### Material for this task

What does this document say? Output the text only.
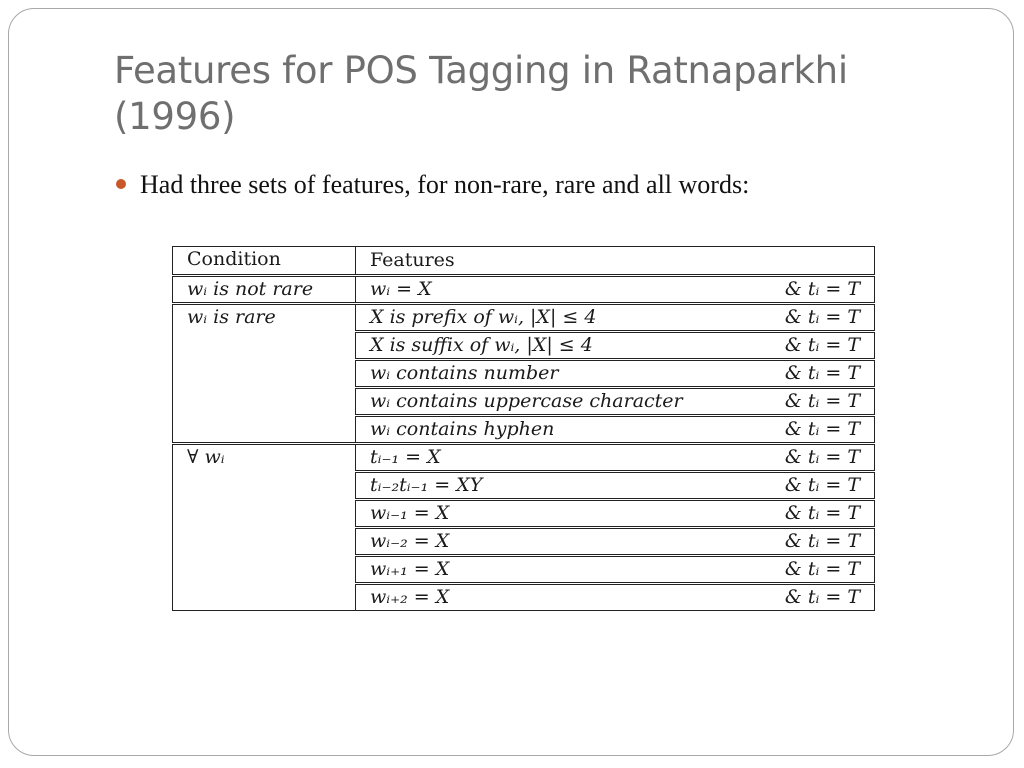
Features for POS Tagging in Ratnaparkhi (1996)
Had three sets of features, for non-rare, rare and all words:
Condition	Features
wᵢ is not rare	wᵢ = X & tᵢ = T

wᵢ is rare	X is prefix of wᵢ, |X| ≤ 4 & tᵢ = T

	X is suffix of wᵢ, |X| ≤ 4 & tᵢ = T

	wᵢ contains number & tᵢ = T

	wᵢ contains uppercase character & tᵢ = T

	wᵢ contains hyphen & tᵢ = T

∀ wᵢ	tᵢ₋₁ = X & tᵢ = T

	tᵢ₋₂tᵢ₋₁ = XY & tᵢ = T

	wᵢ₋₁ = X & tᵢ = T

	wᵢ₋₂ = X & tᵢ = T

	wᵢ₊₁ = X & tᵢ = T

	wᵢ₊₂ = X & tᵢ = T
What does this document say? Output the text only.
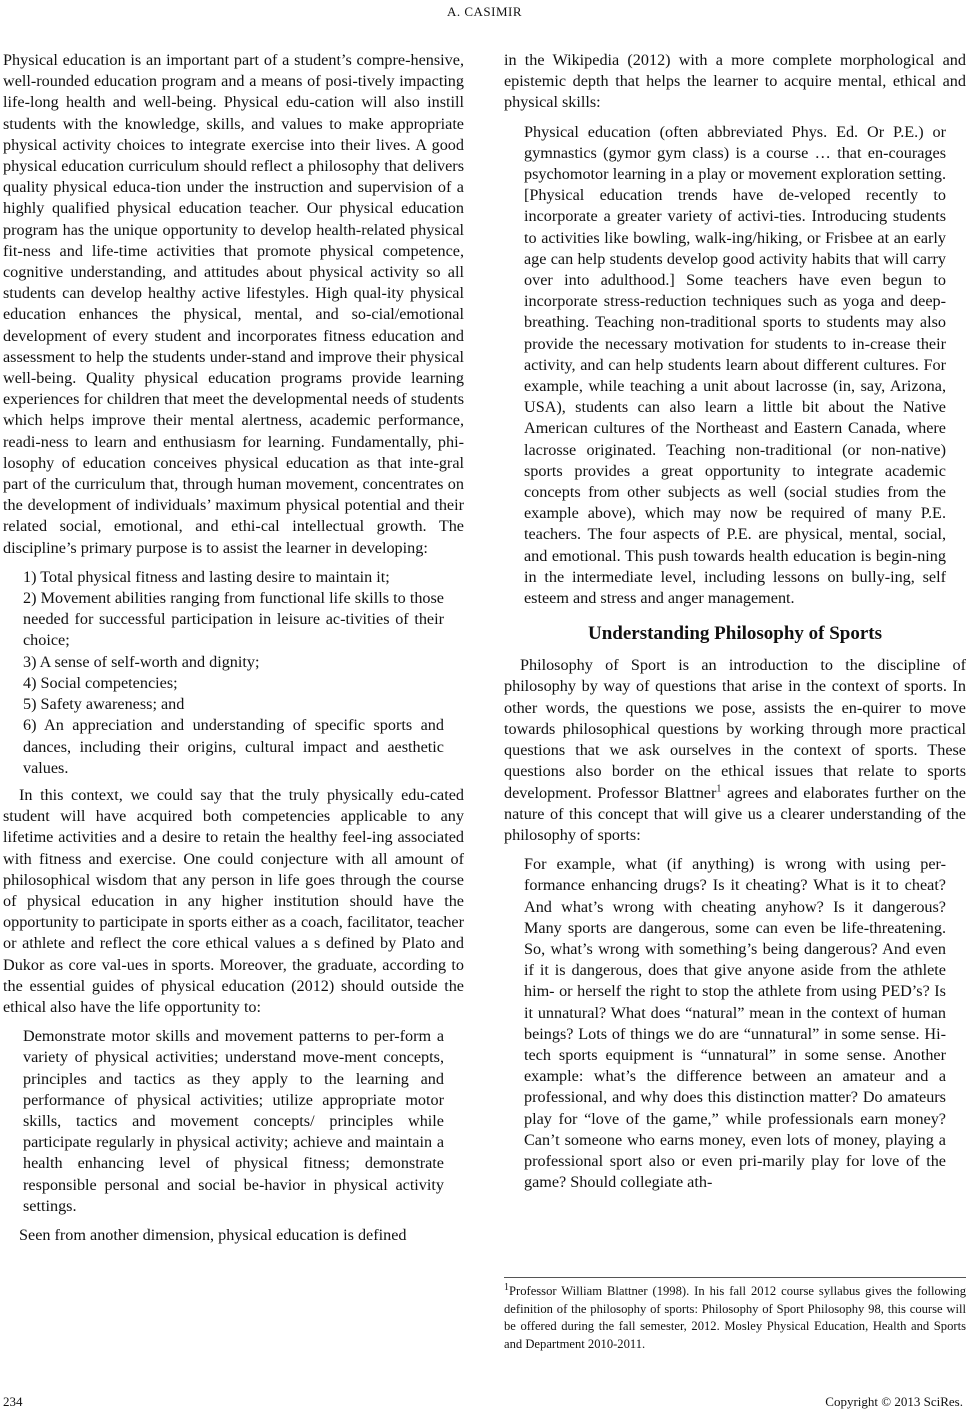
A. CASIMIR

Physical education is an important part of a student’s compre-hensive, well-rounded education program and a means of posi-tively impacting life-long health and well-being. Physical edu-cation will also instill students with the knowledge, skills, and values to make appropriate physical activity choices to integrate exercise into their lives. A good physical education curriculum should reflect a philosophy that delivers quality physical educa-tion under the instruction and supervision of a highly qualified physical education teacher. Our physical education program has the unique opportunity to develop health-related physical fit-ness and life-time activities that promote physical competence, cognitive understanding, and attitudes about physical activity so all students can develop healthy active lifestyles. High qual-ity physical education enhances the physical, mental, and so-cial/emotional development of every student and incorporates fitness education and assessment to help the students under-stand and improve their physical well-being. Quality physical education programs provide learning experiences for children that meet the developmental needs of students which helps improve their mental alertness, academic performance, readi-ness to learn and enthusiasm for learning. Fundamentally, phi-losophy of education conceives physical education as that inte-gral part of the curriculum that, through human movement, concentrates on the development of individuals’ maximum physical potential and their related social, emotional, and ethi-cal intellectual growth. The discipline’s primary purpose is to assist the learner in developing:

1) Total physical fitness and lasting desire to maintain it;
2) Movement abilities ranging from functional life skills to those needed for successful participation in leisure ac-tivities of their choice;
3) A sense of self-worth and dignity;
4) Social competencies;
5) Safety awareness; and
6) An appreciation and understanding of specific sports and dances, including their origins, cultural impact and aesthetic values.

In this context, we could say that the truly physically edu-cated student will have acquired both competencies applicable to any lifetime activities and a desire to retain the healthy feel-ing associated with fitness and exercise. One could conjecture with all amount of philosophical wisdom that any person in life goes through the course of physical education in any higher institution should have the opportunity to participate in sports either as a coach, facilitator, teacher or athlete and reflect the core ethical values a s defined by Plato and Dukor as core val-ues in sports. Moreover, the graduate, according to the essential guides of physical education (2012) should outside the ethical also have the life opportunity to:

Demonstrate motor skills and movement patterns to per-form a variety of physical activities; understand move-ment concepts, principles and tactics as they apply to the learning and performance of physical activities; utilize appropriate motor skills, tactics and movement concepts/ principles while participate regularly in physical activity; achieve and maintain a health enhancing level of physical fitness; demonstrate responsible personal and social be-havior in physical activity settings.

Seen from another dimension, physical education is defined

in the Wikipedia (2012) with a more complete morphological and epistemic depth that helps the learner to acquire mental, ethical and physical skills:

Physical education (often abbreviated Phys. Ed. Or P.E.) or gymnastics (gymor gym class) is a course … that en-courages psychomotor learning in a play or movement exploration setting. [Physical education trends have de-veloped recently to incorporate a greater variety of activi-ties. Introducing students to activities like bowling, walk-ing/hiking, or Frisbee at an early age can help students develop good activity habits that will carry over into adulthood.] Some teachers have even begun to incorporate stress-reduction techniques such as yoga and deep-breathing. Teaching non-traditional sports to students may also provide the necessary motivation for students to in-crease their activity, and can help students learn about different cultures. For example, while teaching a unit about lacrosse (in, say, Arizona, USA), students can also learn a little bit about the Native American cultures of the Northeast and Eastern Canada, where lacrosse originated. Teaching non-traditional (or non-native) sports provides a great opportunity to integrate academic concepts from other subjects as well (social studies from the example above), which may now be required of many P.E. teachers. The four aspects of P.E. are physical, mental, social, and emotional. This push towards health education is begin-ning in the intermediate level, including lessons on bully-ing, self esteem and stress and anger management.

Understanding Philosophy of Sports

Philosophy of Sport is an introduction to the discipline of philosophy by way of questions that arise in the context of sports. In other words, the questions we pose, assists the en-quirer to move towards philosophical questions by working through more practical questions that we ask ourselves in the context of sports. These questions also border on the ethical issues that relate to sports development. Professor Blattner$^1$ agrees and elaborates further on the nature of this concept that will give us a clearer understanding of the philosophy of sports:

For example, what (if anything) is wrong with using per-formance enhancing drugs? Is it cheating? What is it to cheat? And what’s wrong with cheating anyhow? Is it dangerous? Many sports are dangerous, some can even be life-threatening. So, what’s wrong with something’s being dangerous? And even if it is dangerous, does that give anyone aside from the athlete him- or herself the right to stop the athlete from using PED’s? Is it unnatural? What does “natural” mean in the context of human beings? Lots of things we do are “unnatural” in some sense. Hi-tech sports equipment is “unnatural” in some sense. Another example: what’s the difference between an amateur and a professional, and why does this distinction matter? Do amateurs play for “love of the game,” while professionals earn money? Can’t someone who earns money, even lots of money, playing a professional sport also or even pri-marily play for love of the game? Should collegiate ath-

$^1$Professor William Blattner (1998). In his fall 2012 course syllabus gives the following definition of the philosophy of sports: Philosophy of Sport Philosophy 98, this course will be offered during the fall semester, 2012. Mosley Physical Education, Health and Sports and Department 2010-2011.
234	Copyright © 2013 SciRes.
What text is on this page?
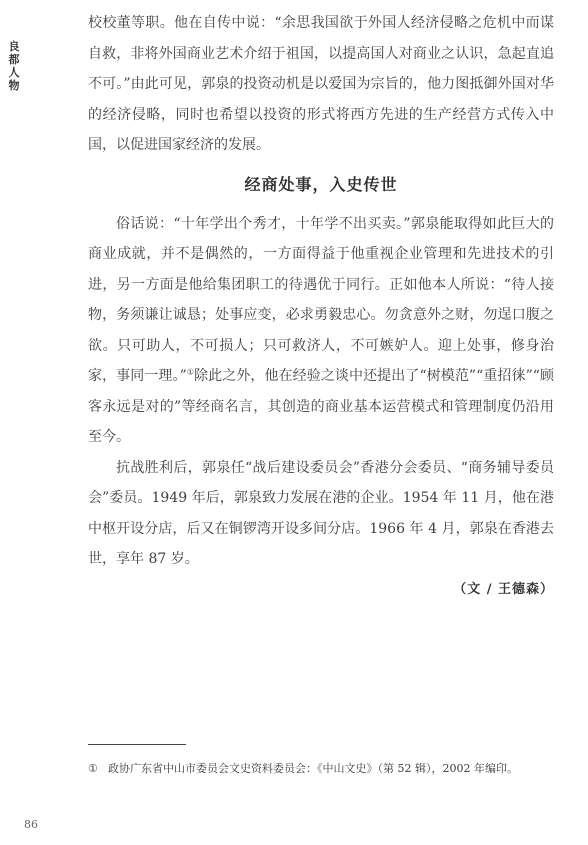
良都人物

校校董等职。他在自传中说：“余思我国欲于外国人经济侵略之危机中而谋自救，非将外国商业艺术介绍于祖国，以提高国人对商业之认识，急起直追不可。”由此可见，郭泉的投资动机是以爱国为宗旨的，他力图抵御外国对华的经济侵略，同时也希望以投资的形式将西方先进的生产经营方式传入中国，以促进国家经济的发展。

经商处事，入史传世

俗话说：“十年学出个秀才，十年学不出买卖。”郭泉能取得如此巨大的商业成就，并不是偶然的，一方面得益于他重视企业管理和先进技术的引进，另一方面是他给集团职工的待遇优于同行。正如他本人所说：“待人接物，务须谦让诚恳；处事应变，必求勇毅忠心。勿贪意外之财，勿逞口腹之欲。只可助人，不可损人；只可救济人，不可嫉妒人。迎上处事，修身治家，事同一理。”①除此之外，他在经验之谈中还提出了“树模范”“重招徕”“顾客永远是对的”等经商名言，其创造的商业基本运营模式和管理制度仍沿用至今。

抗战胜利后，郭泉任“战后建设委员会”香港分会委员、“商务辅导委员会”委员。1949 年后，郭泉致力发展在港的企业。1954 年 11 月，他在港中枢开设分店，后又在铜锣湾开设多间分店。1966 年 4 月，郭泉在香港去世，享年 87 岁。

（文 / 王德森）

① 政协广东省中山市委员会文史资料委员会：《中山文史》（第 52 辑），2002 年编印。
86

######

## Stated task
Without including any pictures, output all the entries above exactly.

## Response to the exercise
What does this document say? Output the text only.
Features for POS Tagging in Ratnaparkhi (1996)
Had three sets of features, for non-rare, rare and all words:
Condition	Features
wᵢ is not rare	wᵢ = X & tᵢ = T

wᵢ is rare	X is prefix of wᵢ, |X| ≤ 4 & tᵢ = T

	X is suffix of wᵢ, |X| ≤ 4 & tᵢ = T

	wᵢ contains number & tᵢ = T

	wᵢ contains uppercase character & tᵢ = T

	wᵢ contains hyphen & tᵢ = T

∀ wᵢ	tᵢ₋₁ = X & tᵢ = T

	tᵢ₋₂tᵢ₋₁ = XY & tᵢ = T

	wᵢ₋₁ = X & tᵢ = T

	wᵢ₋₂ = X & tᵢ = T

	wᵢ₊₁ = X & tᵢ = T

	wᵢ₊₂ = X & tᵢ = T
What does this document say? Output the text only.
A. CASIMIR

Physical education is an important part of a student’s compre-hensive, well-rounded education program and a means of posi-tively impacting life-long health and well-being. Physical edu-cation will also instill students with the knowledge, skills, and values to make appropriate physical activity choices to integrate exercise into their lives. A good physical education curriculum should reflect a philosophy that delivers quality physical educa-tion under the instruction and supervision of a highly qualified physical education teacher. Our physical education program has the unique opportunity to develop health-related physical fit-ness and life-time activities that promote physical competence, cognitive understanding, and attitudes about physical activity so all students can develop healthy active lifestyles. High qual-ity physical education enhances the physical, mental, and so-cial/emotional development of every student and incorporates fitness education and assessment to help the students under-stand and improve their physical well-being. Quality physical education programs provide learning experiences for children that meet the developmental needs of students which helps improve their mental alertness, academic performance, readi-ness to learn and enthusiasm for learning. Fundamentally, phi-losophy of education conceives physical education as that inte-gral part of the curriculum that, through human movement, concentrates on the development of individuals’ maximum physical potential and their related social, emotional, and ethi-cal intellectual growth. The discipline’s primary purpose is to assist the learner in developing:

1) Total physical fitness and lasting desire to maintain it;
2) Movement abilities ranging from functional life skills to those needed for successful participation in leisure ac-tivities of their choice;
3) A sense of self-worth and dignity;
4) Social competencies;
5) Safety awareness; and
6) An appreciation and understanding of specific sports and dances, including their origins, cultural impact and aesthetic values.

In this context, we could say that the truly physically edu-cated student will have acquired both competencies applicable to any lifetime activities and a desire to retain the healthy feel-ing associated with fitness and exercise. One could conjecture with all amount of philosophical wisdom that any person in life goes through the course of physical education in any higher institution should have the opportunity to participate in sports either as a coach, facilitator, teacher or athlete and reflect the core ethical values a s defined by Plato and Dukor as core val-ues in sports. Moreover, the graduate, according to the essential guides of physical education (2012) should outside the ethical also have the life opportunity to:

Demonstrate motor skills and movement patterns to per-form a variety of physical activities; understand move-ment concepts, principles and tactics as they apply to the learning and performance of physical activities; utilize appropriate motor skills, tactics and movement concepts/ principles while participate regularly in physical activity; achieve and maintain a health enhancing level of physical fitness; demonstrate responsible personal and social be-havior in physical activity settings.

Seen from another dimension, physical education is defined

in the Wikipedia (2012) with a more complete morphological and epistemic depth that helps the learner to acquire mental, ethical and physical skills:

Physical education (often abbreviated Phys. Ed. Or P.E.) or gymnastics (gymor gym class) is a course … that en-courages psychomotor learning in a play or movement exploration setting. [Physical education trends have de-veloped recently to incorporate a greater variety of activi-ties. Introducing students to activities like bowling, walk-ing/hiking, or Frisbee at an early age can help students develop good activity habits that will carry over into adulthood.] Some teachers have even begun to incorporate stress-reduction techniques such as yoga and deep-breathing. Teaching non-traditional sports to students may also provide the necessary motivation for students to in-crease their activity, and can help students learn about different cultures. For example, while teaching a unit about lacrosse (in, say, Arizona, USA), students can also learn a little bit about the Native American cultures of the Northeast and Eastern Canada, where lacrosse originated. Teaching non-traditional (or non-native) sports provides a great opportunity to integrate academic concepts from other subjects as well (social studies from the example above), which may now be required of many P.E. teachers. The four aspects of P.E. are physical, mental, social, and emotional. This push towards health education is begin-ning in the intermediate level, including lessons on bully-ing, self esteem and stress and anger management.

Understanding Philosophy of Sports

Philosophy of Sport is an introduction to the discipline of philosophy by way of questions that arise in the context of sports. In other words, the questions we pose, assists the en-quirer to move towards philosophical questions by working through more practical questions that we ask ourselves in the context of sports. These questions also border on the ethical issues that relate to sports development. Professor Blattner$^1$ agrees and elaborates further on the nature of this concept that will give us a clearer understanding of the philosophy of sports:

For example, what (if anything) is wrong with using per-formance enhancing drugs? Is it cheating? What is it to cheat? And what’s wrong with cheating anyhow? Is it dangerous? Many sports are dangerous, some can even be life-threatening. So, what’s wrong with something’s being dangerous? And even if it is dangerous, does that give anyone aside from the athlete him- or herself the right to stop the athlete from using PED’s? Is it unnatural? What does “natural” mean in the context of human beings? Lots of things we do are “unnatural” in some sense. Hi-tech sports equipment is “unnatural” in some sense. Another example: what’s the difference between an amateur and a professional, and why does this distinction matter? Do amateurs play for “love of the game,” while professionals earn money? Can’t someone who earns money, even lots of money, playing a professional sport also or even pri-marily play for love of the game? Should collegiate ath-

$^1$Professor William Blattner (1998). In his fall 2012 course syllabus gives the following definition of the philosophy of sports: Philosophy of Sport Philosophy 98, this course will be offered during the fall semester, 2012. Mosley Physical Education, Health and Sports and Department 2010-2011.
234	Copyright © 2013 SciRes.
What text is on this page?
良都人物

校校董等职。他在自传中说：“余思我国欲于外国人经济侵略之危机中而谋自救，非将外国商业艺术介绍于祖国，以提高国人对商业之认识，急起直追不可。”由此可见，郭泉的投资动机是以爱国为宗旨的，他力图抵御外国对华的经济侵略，同时也希望以投资的形式将西方先进的生产经营方式传入中国，以促进国家经济的发展。

经商处事，入史传世

俗话说：“十年学出个秀才，十年学不出买卖。”郭泉能取得如此巨大的商业成就，并不是偶然的，一方面得益于他重视企业管理和先进技术的引进，另一方面是他给集团职工的待遇优于同行。正如他本人所说：“待人接物，务须谦让诚恳；处事应变，必求勇毅忠心。勿贪意外之财，勿逞口腹之欲。只可助人，不可损人；只可救济人，不可嫉妒人。迎上处事，修身治家，事同一理。”①除此之外，他在经验之谈中还提出了“树模范”“重招徕”“顾客永远是对的”等经商名言，其创造的商业基本运营模式和管理制度仍沿用至今。

抗战胜利后，郭泉任“战后建设委员会”香港分会委员、“商务辅导委员会”委员。1949 年后，郭泉致力发展在港的企业。1954 年 11 月，他在港中枢开设分店，后又在铜锣湾开设多间分店。1966 年 4 月，郭泉在香港去世，享年 87 岁。

（文 / 王德森）

① 政协广东省中山市委员会文史资料委员会：《中山文史》（第 52 辑），2002 年编印。
86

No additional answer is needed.